### TASK TO CARRY OUT
What follows is a set of records; repeat all of them exactly.

### DATASET CONTENT

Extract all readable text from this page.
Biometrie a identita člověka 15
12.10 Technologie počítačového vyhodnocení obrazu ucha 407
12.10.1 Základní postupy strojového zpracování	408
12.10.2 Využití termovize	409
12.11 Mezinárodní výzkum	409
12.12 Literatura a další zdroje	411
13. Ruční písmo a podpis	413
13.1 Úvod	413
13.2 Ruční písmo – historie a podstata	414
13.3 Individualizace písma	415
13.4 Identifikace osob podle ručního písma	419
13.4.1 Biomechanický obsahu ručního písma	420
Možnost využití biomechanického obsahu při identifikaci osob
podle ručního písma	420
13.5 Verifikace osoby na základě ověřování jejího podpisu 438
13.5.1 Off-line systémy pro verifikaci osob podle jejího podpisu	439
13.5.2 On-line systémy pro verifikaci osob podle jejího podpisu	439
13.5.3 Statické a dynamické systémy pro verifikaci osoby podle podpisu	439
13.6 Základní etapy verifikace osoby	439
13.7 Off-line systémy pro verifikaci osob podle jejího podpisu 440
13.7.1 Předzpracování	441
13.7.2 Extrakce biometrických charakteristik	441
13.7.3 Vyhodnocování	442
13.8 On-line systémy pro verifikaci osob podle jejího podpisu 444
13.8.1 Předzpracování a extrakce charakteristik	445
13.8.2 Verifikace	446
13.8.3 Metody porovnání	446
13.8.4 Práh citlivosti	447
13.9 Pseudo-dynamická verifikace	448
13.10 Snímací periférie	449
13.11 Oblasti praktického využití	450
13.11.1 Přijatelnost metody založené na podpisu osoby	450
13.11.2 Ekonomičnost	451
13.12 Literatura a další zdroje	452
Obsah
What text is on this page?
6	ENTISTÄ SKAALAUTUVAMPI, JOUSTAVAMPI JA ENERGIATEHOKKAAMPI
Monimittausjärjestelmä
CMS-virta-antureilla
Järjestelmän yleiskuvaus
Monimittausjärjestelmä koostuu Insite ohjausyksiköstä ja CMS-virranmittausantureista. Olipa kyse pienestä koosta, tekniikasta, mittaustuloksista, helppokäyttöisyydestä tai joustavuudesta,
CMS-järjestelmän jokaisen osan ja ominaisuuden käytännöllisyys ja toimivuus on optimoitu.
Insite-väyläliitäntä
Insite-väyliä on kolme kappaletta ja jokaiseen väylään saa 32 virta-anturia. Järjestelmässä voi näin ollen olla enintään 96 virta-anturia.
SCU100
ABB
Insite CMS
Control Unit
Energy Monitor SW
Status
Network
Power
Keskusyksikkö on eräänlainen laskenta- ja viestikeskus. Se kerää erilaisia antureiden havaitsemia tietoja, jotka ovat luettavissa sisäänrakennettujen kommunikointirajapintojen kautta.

### RESULT
Extract all readable text from this page.
Biometrie a identita člověka 15
12.10 Technologie počítačového vyhodnocení obrazu ucha 407
12.10.1 Základní postupy strojového zpracování	408
12.10.2 Využití termovize	409
12.11 Mezinárodní výzkum	409
12.12 Literatura a další zdroje	411
13. Ruční písmo a podpis	413
13.1 Úvod	413
13.2 Ruční písmo – historie a podstata	414
13.3 Individualizace písma	415
13.4 Identifikace osob podle ručního písma	419
13.4.1 Biomechanický obsahu ručního písma	420
Možnost využití biomechanického obsahu při identifikaci osob
podle ručního písma	420
13.5 Verifikace osoby na základě ověřování jejího podpisu 438
13.5.1 Off-line systémy pro verifikaci osob podle jejího podpisu	439
13.5.2 On-line systémy pro verifikaci osob podle jejího podpisu	439
13.5.3 Statické a dynamické systémy pro verifikaci osoby podle podpisu	439
13.6 Základní etapy verifikace osoby	439
13.7 Off-line systémy pro verifikaci osob podle jejího podpisu 440
13.7.1 Předzpracování	441
13.7.2 Extrakce biometrických charakteristik	441
13.7.3 Vyhodnocování	442
13.8 On-line systémy pro verifikaci osob podle jejího podpisu 444
13.8.1 Předzpracování a extrakce charakteristik	445
13.8.2 Verifikace	446
13.8.3 Metody porovnání	446
13.8.4 Práh citlivosti	447
13.9 Pseudo-dynamická verifikace	448
13.10 Snímací periférie	449
13.11 Oblasti praktického využití	450
13.11.1 Přijatelnost metody založené na podpisu osoby	450
13.11.2 Ekonomičnost	451
13.12 Literatura a další zdroje	452
Obsah
What text is on this page?
6	ENTISTÄ SKAALAUTUVAMPI, JOUSTAVAMPI JA ENERGIATEHOKKAAMPI
Monimittausjärjestelmä
CMS-virta-antureilla
Järjestelmän yleiskuvaus
Monimittausjärjestelmä koostuu Insite ohjausyksiköstä ja CMS-virranmittausantureista. Olipa kyse pienestä koosta, tekniikasta, mittaustuloksista, helppokäyttöisyydestä tai joustavuudesta,
CMS-järjestelmän jokaisen osan ja ominaisuuden käytännöllisyys ja toimivuus on optimoitu.
Insite-väyläliitäntä
Insite-väyliä on kolme kappaletta ja jokaiseen väylään saa 32 virta-anturia. Järjestelmässä voi näin ollen olla enintään 96 virta-anturia.
SCU100
ABB
Insite CMS
Control Unit
Energy Monitor SW
Status
Network
Power
Keskusyksikkö on eräänlainen laskenta- ja viestikeskus. Se kerää erilaisia antureiden havaitsemia tietoja, jotka ovat luettavissa sisäänrakennettujen kommunikointirajapintojen kautta.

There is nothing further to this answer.